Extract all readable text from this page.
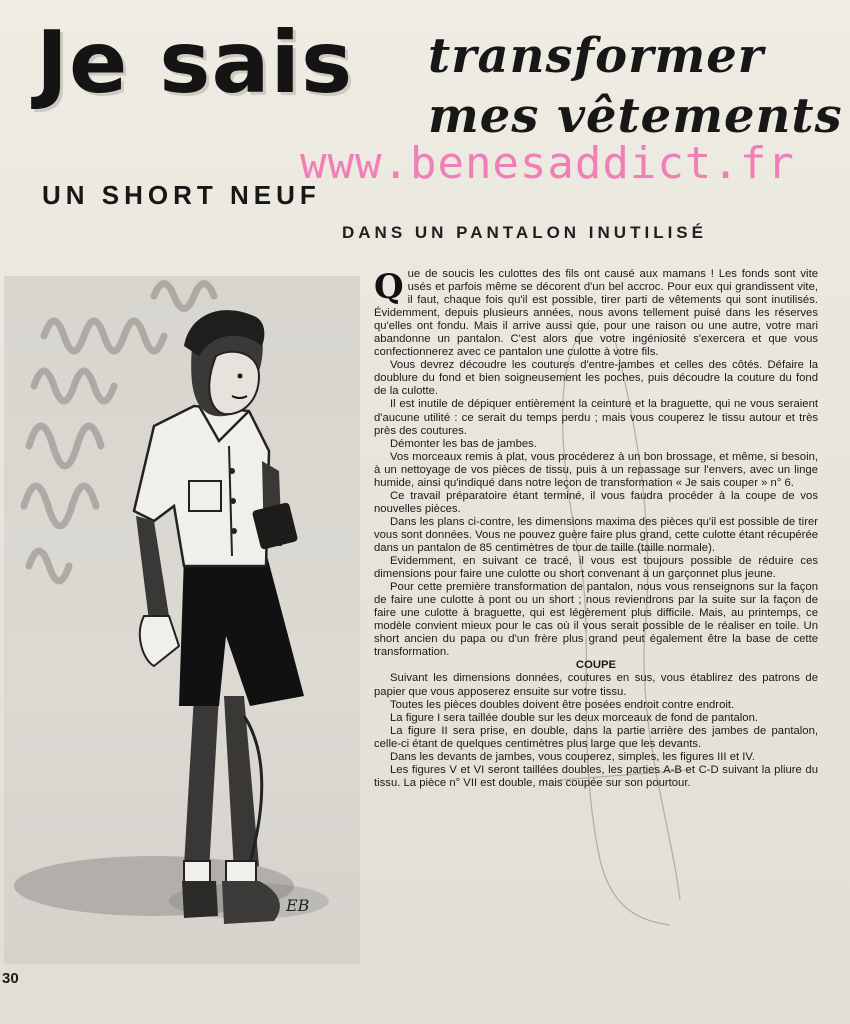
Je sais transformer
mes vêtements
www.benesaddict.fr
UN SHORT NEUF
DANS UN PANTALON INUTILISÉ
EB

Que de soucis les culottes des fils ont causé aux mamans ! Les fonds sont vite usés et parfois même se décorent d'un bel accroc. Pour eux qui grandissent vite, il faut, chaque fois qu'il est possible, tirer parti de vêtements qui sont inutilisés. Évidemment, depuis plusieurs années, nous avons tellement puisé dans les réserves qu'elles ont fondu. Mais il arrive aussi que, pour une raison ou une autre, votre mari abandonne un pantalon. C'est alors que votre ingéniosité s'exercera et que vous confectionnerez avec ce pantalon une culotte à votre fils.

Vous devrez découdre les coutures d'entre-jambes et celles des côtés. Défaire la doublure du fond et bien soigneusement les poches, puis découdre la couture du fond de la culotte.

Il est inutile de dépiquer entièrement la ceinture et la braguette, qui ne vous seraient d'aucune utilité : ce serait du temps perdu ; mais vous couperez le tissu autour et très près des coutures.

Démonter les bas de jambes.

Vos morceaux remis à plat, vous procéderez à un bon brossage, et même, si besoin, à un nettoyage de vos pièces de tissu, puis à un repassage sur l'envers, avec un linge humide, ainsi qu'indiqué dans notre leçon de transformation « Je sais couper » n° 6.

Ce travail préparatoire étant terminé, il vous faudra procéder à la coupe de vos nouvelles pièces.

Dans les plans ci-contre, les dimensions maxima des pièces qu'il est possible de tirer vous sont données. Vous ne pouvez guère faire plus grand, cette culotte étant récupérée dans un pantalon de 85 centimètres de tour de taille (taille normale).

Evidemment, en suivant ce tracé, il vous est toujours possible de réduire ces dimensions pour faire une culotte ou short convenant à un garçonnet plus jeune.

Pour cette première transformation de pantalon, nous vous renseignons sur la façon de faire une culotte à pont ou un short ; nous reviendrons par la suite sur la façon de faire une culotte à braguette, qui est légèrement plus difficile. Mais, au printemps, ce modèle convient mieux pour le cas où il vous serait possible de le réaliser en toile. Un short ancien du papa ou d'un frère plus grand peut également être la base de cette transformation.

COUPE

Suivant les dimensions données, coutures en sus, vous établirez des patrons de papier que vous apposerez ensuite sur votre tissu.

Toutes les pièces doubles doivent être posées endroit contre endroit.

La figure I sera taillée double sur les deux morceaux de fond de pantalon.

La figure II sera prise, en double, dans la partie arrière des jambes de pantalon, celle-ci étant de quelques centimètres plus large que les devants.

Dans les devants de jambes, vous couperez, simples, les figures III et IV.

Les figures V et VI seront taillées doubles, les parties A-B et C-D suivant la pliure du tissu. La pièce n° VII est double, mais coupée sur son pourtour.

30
---*---
• _TASK GOAL_
Omit the pictures and restate the rest of the records verbatim.

• _RESULT OF THIS TASK_
Extract all readable text from this page.
Je sais transformer
mes vêtements
www.benesaddict.fr
UN SHORT NEUF
DANS UN PANTALON INUTILISÉ
EB

Que de soucis les culottes des fils ont causé aux mamans ! Les fonds sont vite usés et parfois même se décorent d'un bel accroc. Pour eux qui grandissent vite, il faut, chaque fois qu'il est possible, tirer parti de vêtements qui sont inutilisés. Évidemment, depuis plusieurs années, nous avons tellement puisé dans les réserves qu'elles ont fondu. Mais il arrive aussi que, pour une raison ou une autre, votre mari abandonne un pantalon. C'est alors que votre ingéniosité s'exercera et que vous confectionnerez avec ce pantalon une culotte à votre fils.

Vous devrez découdre les coutures d'entre-jambes et celles des côtés. Défaire la doublure du fond et bien soigneusement les poches, puis découdre la couture du fond de la culotte.

Il est inutile de dépiquer entièrement la ceinture et la braguette, qui ne vous seraient d'aucune utilité : ce serait du temps perdu ; mais vous couperez le tissu autour et très près des coutures.

Démonter les bas de jambes.

Vos morceaux remis à plat, vous procéderez à un bon brossage, et même, si besoin, à un nettoyage de vos pièces de tissu, puis à un repassage sur l'envers, avec un linge humide, ainsi qu'indiqué dans notre leçon de transformation « Je sais couper » n° 6.

Ce travail préparatoire étant terminé, il vous faudra procéder à la coupe de vos nouvelles pièces.

Dans les plans ci-contre, les dimensions maxima des pièces qu'il est possible de tirer vous sont données. Vous ne pouvez guère faire plus grand, cette culotte étant récupérée dans un pantalon de 85 centimètres de tour de taille (taille normale).

Evidemment, en suivant ce tracé, il vous est toujours possible de réduire ces dimensions pour faire une culotte ou short convenant à un garçonnet plus jeune.

Pour cette première transformation de pantalon, nous vous renseignons sur la façon de faire une culotte à pont ou un short ; nous reviendrons par la suite sur la façon de faire une culotte à braguette, qui est légèrement plus difficile. Mais, au printemps, ce modèle convient mieux pour le cas où il vous serait possible de le réaliser en toile. Un short ancien du papa ou d'un frère plus grand peut également être la base de cette transformation.

COUPE

Suivant les dimensions données, coutures en sus, vous établirez des patrons de papier que vous apposerez ensuite sur votre tissu.

Toutes les pièces doubles doivent être posées endroit contre endroit.

La figure I sera taillée double sur les deux morceaux de fond de pantalon.

La figure II sera prise, en double, dans la partie arrière des jambes de pantalon, celle-ci étant de quelques centimètres plus large que les devants.

Dans les devants de jambes, vous couperez, simples, les figures III et IV.

Les figures V et VI seront taillées doubles, les parties A-B et C-D suivant la pliure du tissu. La pièce n° VII est double, mais coupée sur son pourtour.

30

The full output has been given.